→ DIRECTIONS FOR THIS TASK: What follows is a set of records; repeat all of them exactly.

→ MATERIAL TO PROCESS:
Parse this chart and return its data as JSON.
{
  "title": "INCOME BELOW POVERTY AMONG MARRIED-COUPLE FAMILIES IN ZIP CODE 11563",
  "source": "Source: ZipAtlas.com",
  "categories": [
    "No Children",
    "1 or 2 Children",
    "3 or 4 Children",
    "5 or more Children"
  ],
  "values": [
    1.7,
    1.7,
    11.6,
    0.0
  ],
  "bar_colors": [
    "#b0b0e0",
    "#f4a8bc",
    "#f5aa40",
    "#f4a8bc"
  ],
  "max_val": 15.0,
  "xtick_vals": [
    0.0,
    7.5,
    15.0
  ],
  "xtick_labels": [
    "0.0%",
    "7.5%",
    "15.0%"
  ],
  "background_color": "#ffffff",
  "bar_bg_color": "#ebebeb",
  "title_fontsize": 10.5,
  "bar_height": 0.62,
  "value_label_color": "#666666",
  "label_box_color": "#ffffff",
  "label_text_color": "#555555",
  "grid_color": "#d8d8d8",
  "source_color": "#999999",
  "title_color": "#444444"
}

→ WRITTEN ANSWER:
Parse this chart and return its data as JSON.
{
  "title": "INCOME BELOW POVERTY AMONG MARRIED-COUPLE FAMILIES IN ZIP CODE 11563",
  "source": "Source: ZipAtlas.com",
  "categories": [
    "No Children",
    "1 or 2 Children",
    "3 or 4 Children",
    "5 or more Children"
  ],
  "values": [
    1.7,
    1.7,
    11.6,
    0.0
  ],
  "bar_colors": [
    "#b0b0e0",
    "#f4a8bc",
    "#f5aa40",
    "#f4a8bc"
  ],
  "max_val": 15.0,
  "xtick_vals": [
    0.0,
    7.5,
    15.0
  ],
  "xtick_labels": [
    "0.0%",
    "7.5%",
    "15.0%"
  ],
  "background_color": "#ffffff",
  "bar_bg_color": "#ebebeb",
  "title_fontsize": 10.5,
  "bar_height": 0.62,
  "value_label_color": "#666666",
  "label_box_color": "#ffffff",
  "label_text_color": "#555555",
  "grid_color": "#d8d8d8",
  "source_color": "#999999",
  "title_color": "#444444"
}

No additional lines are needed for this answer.